**Your objective**: Take the data that follows and retype it word for word.

**Records for this task**:
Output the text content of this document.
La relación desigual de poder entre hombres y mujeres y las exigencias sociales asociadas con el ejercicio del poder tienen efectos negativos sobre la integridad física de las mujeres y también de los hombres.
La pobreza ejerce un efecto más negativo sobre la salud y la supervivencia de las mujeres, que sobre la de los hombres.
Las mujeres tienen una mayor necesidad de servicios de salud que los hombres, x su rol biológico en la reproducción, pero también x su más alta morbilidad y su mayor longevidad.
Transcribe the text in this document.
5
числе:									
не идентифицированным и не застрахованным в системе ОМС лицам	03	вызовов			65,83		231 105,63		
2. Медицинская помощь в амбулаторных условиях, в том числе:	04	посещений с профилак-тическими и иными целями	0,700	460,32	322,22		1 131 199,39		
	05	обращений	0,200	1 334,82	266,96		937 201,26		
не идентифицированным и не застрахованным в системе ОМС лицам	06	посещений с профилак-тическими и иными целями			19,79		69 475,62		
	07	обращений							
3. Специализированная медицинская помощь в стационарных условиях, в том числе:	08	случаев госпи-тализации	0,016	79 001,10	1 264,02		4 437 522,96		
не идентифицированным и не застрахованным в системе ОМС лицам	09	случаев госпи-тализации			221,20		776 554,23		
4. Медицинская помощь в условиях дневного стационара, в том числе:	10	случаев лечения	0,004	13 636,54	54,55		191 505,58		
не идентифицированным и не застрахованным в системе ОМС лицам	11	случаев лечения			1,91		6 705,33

**Worked answer**:
Output the text content of this document.
La relación desigual de poder entre hombres y mujeres y las exigencias sociales asociadas con el ejercicio del poder tienen efectos negativos sobre la integridad física de las mujeres y también de los hombres.
La pobreza ejerce un efecto más negativo sobre la salud y la supervivencia de las mujeres, que sobre la de los hombres.
Las mujeres tienen una mayor necesidad de servicios de salud que los hombres, x su rol biológico en la reproducción, pero también x su más alta morbilidad y su mayor longevidad.
Transcribe the text in this document.
5
числе:									
не идентифицированным и не застрахованным в системе ОМС лицам	03	вызовов			65,83		231 105,63		
2. Медицинская помощь в амбулаторных условиях, в том числе:	04	посещений с профилак-тическими и иными целями	0,700	460,32	322,22		1 131 199,39		
	05	обращений	0,200	1 334,82	266,96		937 201,26		
не идентифицированным и не застрахованным в системе ОМС лицам	06	посещений с профилак-тическими и иными целями			19,79		69 475,62		
	07	обращений							
3. Специализированная медицинская помощь в стационарных условиях, в том числе:	08	случаев госпи-тализации	0,016	79 001,10	1 264,02		4 437 522,96		
не идентифицированным и не застрахованным в системе ОМС лицам	09	случаев госпи-тализации			221,20		776 554,23		
4. Медицинская помощь в условиях дневного стационара, в том числе:	10	случаев лечения	0,004	13 636,54	54,55		191 505,58		
не идентифицированным и не застрахованным в системе ОМС лицам	11	случаев лечения			1,91		6 705,33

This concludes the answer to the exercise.